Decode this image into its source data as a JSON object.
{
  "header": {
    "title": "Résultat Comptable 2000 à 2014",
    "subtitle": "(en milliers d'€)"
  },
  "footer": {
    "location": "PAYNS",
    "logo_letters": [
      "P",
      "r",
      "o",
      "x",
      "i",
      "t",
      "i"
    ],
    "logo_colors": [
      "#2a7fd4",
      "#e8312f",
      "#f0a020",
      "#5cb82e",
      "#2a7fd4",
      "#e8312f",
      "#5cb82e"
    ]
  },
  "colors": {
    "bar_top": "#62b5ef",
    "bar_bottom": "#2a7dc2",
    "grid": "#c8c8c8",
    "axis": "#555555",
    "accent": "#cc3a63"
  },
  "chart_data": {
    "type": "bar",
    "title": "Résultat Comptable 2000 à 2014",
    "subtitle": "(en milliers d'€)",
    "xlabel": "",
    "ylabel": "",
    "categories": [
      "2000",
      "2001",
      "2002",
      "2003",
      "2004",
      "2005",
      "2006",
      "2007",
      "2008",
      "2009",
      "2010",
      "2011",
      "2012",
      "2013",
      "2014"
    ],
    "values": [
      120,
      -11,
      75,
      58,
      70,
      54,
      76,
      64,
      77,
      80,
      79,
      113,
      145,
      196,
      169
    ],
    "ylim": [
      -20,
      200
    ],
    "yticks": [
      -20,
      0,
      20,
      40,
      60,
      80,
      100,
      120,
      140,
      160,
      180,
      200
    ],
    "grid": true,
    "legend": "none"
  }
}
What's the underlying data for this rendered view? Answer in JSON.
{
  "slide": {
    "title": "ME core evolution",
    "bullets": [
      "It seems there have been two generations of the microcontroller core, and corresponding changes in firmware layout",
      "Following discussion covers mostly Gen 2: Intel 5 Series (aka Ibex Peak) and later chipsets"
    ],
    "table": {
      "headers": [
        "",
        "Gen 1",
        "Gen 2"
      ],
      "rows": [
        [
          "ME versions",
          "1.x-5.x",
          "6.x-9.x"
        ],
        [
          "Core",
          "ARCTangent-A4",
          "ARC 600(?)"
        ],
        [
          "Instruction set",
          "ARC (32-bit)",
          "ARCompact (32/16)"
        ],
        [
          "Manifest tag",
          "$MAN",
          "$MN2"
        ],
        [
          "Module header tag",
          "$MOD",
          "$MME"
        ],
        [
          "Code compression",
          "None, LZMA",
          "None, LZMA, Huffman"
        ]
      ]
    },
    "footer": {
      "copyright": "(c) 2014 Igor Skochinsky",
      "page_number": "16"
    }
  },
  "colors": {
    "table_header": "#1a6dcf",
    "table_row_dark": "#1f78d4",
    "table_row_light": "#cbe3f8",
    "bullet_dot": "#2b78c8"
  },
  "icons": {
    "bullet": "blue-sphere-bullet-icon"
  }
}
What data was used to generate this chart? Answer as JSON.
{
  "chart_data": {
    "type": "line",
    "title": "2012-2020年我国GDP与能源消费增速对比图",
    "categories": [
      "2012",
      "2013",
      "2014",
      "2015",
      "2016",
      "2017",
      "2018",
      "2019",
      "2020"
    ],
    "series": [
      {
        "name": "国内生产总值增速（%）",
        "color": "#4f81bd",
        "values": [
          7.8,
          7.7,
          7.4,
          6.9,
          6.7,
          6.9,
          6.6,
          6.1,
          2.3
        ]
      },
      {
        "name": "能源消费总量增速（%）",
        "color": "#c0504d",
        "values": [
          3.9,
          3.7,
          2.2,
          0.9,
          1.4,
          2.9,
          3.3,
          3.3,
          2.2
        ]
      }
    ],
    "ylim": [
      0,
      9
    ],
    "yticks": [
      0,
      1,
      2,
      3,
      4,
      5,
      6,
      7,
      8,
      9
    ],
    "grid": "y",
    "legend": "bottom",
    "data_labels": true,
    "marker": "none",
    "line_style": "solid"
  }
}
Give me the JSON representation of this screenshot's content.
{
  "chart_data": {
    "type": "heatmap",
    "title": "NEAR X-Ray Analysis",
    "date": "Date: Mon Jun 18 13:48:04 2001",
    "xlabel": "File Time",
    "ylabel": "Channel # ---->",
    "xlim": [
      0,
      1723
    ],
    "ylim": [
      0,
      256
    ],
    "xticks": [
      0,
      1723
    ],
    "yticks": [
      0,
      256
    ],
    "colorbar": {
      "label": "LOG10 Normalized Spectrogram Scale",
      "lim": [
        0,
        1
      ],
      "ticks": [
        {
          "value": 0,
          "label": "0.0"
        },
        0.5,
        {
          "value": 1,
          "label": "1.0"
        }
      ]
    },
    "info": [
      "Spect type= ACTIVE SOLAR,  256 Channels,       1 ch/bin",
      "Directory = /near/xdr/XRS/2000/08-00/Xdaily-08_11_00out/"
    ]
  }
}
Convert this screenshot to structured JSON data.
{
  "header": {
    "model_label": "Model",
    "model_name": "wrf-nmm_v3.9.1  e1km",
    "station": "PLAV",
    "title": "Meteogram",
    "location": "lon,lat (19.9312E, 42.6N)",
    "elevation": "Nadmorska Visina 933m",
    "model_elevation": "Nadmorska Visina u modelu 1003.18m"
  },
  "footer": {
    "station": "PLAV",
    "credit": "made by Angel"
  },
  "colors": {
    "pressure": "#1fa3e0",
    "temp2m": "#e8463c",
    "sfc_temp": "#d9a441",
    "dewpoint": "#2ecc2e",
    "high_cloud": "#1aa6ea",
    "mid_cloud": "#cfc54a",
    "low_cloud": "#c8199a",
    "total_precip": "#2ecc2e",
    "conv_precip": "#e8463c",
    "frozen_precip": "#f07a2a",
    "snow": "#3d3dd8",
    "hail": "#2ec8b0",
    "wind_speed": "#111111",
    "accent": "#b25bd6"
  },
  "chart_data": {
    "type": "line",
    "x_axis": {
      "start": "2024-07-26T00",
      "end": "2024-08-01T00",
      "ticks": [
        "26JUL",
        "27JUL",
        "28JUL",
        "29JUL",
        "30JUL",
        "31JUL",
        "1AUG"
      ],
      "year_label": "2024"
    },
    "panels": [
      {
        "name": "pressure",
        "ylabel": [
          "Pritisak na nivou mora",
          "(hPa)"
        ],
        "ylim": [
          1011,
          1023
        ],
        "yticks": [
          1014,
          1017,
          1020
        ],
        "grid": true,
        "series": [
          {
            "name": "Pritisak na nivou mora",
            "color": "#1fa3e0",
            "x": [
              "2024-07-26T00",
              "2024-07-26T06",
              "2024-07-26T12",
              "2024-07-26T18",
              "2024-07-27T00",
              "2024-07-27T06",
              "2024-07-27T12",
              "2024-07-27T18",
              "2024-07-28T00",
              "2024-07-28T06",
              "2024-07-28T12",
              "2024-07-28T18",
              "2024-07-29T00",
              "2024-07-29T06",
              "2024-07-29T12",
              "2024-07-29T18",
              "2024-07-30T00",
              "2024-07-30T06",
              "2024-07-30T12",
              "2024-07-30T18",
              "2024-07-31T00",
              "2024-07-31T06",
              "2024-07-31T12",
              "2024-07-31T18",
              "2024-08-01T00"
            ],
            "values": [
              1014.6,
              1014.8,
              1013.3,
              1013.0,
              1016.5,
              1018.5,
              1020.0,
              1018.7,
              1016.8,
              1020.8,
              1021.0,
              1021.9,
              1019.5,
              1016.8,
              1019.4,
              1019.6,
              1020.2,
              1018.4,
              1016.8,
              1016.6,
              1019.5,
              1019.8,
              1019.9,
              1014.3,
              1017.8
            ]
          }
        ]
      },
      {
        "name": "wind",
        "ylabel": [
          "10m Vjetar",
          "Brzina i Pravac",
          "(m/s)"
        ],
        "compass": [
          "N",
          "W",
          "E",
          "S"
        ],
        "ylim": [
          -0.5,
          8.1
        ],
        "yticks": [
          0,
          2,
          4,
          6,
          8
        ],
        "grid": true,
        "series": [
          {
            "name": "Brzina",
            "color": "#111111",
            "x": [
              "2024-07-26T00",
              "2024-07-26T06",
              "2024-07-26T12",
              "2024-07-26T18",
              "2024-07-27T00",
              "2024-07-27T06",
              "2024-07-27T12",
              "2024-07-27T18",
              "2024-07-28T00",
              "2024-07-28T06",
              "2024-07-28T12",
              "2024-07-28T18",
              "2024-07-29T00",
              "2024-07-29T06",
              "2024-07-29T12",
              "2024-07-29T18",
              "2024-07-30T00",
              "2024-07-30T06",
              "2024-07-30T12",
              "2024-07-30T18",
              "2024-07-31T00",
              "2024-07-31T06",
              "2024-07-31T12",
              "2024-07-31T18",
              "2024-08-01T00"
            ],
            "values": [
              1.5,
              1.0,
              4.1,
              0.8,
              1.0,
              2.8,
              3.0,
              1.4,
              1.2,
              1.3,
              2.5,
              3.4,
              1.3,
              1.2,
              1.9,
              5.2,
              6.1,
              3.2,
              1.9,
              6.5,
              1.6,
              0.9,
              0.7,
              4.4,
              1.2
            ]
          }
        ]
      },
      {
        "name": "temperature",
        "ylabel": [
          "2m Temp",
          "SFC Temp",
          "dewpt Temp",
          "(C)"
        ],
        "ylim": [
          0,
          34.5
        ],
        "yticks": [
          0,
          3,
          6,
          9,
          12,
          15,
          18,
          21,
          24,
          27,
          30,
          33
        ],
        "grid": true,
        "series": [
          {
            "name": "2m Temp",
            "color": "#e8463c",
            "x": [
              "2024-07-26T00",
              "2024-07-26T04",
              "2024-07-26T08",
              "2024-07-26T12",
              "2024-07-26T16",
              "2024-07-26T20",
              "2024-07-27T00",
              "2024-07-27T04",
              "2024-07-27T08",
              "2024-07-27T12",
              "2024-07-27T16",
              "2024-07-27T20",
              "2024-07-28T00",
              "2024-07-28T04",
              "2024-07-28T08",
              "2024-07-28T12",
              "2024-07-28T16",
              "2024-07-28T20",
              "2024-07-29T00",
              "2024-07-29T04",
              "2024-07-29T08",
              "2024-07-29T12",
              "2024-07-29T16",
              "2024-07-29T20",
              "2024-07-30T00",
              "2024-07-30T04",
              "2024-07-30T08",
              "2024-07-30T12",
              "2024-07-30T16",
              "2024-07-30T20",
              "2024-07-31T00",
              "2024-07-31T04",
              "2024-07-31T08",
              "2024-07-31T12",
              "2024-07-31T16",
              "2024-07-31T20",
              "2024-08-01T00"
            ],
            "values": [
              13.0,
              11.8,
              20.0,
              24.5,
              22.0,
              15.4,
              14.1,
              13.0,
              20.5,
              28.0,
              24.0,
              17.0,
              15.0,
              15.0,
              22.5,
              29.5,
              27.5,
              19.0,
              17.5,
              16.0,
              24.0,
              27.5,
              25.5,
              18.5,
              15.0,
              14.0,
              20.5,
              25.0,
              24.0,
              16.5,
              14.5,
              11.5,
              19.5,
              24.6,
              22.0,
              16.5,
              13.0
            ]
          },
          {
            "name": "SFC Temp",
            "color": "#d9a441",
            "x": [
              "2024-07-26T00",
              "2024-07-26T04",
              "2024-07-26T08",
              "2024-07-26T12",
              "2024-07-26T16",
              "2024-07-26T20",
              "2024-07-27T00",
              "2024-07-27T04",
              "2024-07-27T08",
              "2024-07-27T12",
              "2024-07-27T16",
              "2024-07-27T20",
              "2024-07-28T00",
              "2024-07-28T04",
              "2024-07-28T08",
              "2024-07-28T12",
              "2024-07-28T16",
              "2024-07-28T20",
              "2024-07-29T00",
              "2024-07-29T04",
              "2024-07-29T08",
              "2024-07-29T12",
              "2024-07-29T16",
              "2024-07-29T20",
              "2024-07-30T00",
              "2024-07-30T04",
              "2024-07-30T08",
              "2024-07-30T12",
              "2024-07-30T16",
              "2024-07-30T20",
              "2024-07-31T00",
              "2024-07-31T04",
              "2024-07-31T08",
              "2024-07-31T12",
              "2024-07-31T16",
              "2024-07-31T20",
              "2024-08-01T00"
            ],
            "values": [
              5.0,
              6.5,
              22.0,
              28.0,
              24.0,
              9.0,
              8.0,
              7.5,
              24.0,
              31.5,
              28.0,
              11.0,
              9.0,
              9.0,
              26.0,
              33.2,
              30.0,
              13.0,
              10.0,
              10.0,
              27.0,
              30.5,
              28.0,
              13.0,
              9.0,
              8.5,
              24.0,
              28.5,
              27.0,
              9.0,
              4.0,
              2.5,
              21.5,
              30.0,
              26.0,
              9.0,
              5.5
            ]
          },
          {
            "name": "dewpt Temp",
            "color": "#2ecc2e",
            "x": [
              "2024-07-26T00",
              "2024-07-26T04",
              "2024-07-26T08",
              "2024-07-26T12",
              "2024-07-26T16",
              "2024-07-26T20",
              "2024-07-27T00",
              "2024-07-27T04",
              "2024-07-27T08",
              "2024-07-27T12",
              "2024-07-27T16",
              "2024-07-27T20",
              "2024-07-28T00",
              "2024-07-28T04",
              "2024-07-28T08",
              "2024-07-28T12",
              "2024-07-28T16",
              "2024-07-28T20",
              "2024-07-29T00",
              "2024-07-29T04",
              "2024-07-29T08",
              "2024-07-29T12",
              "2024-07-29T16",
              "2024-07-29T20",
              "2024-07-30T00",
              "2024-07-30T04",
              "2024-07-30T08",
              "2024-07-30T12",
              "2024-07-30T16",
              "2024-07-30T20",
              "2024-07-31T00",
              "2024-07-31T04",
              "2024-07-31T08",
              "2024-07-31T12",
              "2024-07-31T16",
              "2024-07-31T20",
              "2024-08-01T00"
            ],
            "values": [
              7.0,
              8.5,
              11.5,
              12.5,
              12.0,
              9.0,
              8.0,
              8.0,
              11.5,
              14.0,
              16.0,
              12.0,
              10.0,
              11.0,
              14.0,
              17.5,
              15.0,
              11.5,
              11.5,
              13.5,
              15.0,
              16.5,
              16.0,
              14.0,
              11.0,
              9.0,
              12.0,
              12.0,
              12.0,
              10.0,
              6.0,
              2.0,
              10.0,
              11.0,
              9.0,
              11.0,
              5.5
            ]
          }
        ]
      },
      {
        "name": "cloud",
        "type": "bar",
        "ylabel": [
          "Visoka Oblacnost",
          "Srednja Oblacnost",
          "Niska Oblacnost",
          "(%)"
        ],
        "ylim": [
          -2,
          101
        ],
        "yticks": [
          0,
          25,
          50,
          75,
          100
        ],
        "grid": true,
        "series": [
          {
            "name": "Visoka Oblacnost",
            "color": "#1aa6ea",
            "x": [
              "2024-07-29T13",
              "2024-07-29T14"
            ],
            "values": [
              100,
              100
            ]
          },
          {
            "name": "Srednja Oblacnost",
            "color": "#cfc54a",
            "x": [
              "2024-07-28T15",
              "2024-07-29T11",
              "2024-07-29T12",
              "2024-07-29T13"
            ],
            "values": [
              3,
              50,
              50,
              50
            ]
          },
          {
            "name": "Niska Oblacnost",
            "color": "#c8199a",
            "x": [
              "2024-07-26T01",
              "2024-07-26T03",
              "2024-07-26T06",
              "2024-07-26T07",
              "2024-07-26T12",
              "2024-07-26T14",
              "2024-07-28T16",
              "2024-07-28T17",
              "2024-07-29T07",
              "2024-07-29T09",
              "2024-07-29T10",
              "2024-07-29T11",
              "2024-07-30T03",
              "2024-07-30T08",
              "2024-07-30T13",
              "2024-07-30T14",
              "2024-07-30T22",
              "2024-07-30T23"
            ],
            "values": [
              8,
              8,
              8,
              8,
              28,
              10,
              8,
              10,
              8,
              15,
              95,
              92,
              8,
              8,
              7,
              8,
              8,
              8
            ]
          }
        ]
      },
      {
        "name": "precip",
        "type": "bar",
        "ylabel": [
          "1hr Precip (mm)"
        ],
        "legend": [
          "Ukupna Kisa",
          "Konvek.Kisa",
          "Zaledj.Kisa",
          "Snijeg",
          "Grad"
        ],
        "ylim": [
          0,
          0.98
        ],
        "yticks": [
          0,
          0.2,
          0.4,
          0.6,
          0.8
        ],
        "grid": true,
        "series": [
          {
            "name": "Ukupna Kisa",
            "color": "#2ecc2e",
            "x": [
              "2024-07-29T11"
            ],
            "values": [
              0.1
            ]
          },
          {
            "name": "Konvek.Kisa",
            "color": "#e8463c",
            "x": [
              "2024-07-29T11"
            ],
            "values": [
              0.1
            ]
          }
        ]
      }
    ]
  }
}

※ ※ ※

§ TASK OBJECTIVE:
Copy each line that holds the word "type".

§ TASK RESPONSE:
    "type": "bar",
    "type": "line",
    "type": "heatmap",
      "Spect type= ACTIVE SOLAR,  256 Channels,       1 ch/bin",
    "type": "line",
        "type": "bar",
        "type": "bar",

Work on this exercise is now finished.